● What to produce: Can you transcribe the data exactly? Leave the pictures out.

+ + + + +

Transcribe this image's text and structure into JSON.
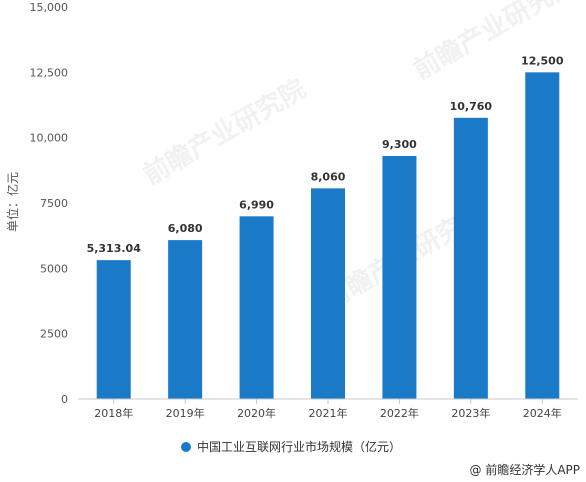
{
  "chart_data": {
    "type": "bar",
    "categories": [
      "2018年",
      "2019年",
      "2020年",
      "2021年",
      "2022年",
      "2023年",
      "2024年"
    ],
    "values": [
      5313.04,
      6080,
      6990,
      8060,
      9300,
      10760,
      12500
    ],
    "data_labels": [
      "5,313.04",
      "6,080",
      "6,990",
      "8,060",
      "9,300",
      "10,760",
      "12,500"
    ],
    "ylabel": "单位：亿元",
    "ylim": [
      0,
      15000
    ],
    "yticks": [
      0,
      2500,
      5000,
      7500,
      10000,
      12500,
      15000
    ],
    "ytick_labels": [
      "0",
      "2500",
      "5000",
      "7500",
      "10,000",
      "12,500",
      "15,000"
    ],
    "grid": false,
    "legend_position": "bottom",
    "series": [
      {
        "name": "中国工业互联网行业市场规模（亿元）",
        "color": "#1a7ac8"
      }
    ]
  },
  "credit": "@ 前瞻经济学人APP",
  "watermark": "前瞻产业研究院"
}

+ + + + +

● Response to this task:
Transcribe this image's text and structure into JSON.
{
  "chart_data": {
    "type": "bar",
    "categories": [
      "2018年",
      "2019年",
      "2020年",
      "2021年",
      "2022年",
      "2023年",
      "2024年"
    ],
    "values": [
      5313.04,
      6080,
      6990,
      8060,
      9300,
      10760,
      12500
    ],
    "data_labels": [
      "5,313.04",
      "6,080",
      "6,990",
      "8,060",
      "9,300",
      "10,760",
      "12,500"
    ],
    "ylabel": "单位：亿元",
    "ylim": [
      0,
      15000
    ],
    "yticks": [
      0,
      2500,
      5000,
      7500,
      10000,
      12500,
      15000
    ],
    "ytick_labels": [
      "0",
      "2500",
      "5000",
      "7500",
      "10,000",
      "12,500",
      "15,000"
    ],
    "grid": false,
    "legend_position": "bottom",
    "series": [
      {
        "name": "中国工业互联网行业市场规模（亿元）",
        "color": "#1a7ac8"
      }
    ]
  },
  "credit": "@ 前瞻经济学人APP",
  "watermark": "前瞻产业研究院"
}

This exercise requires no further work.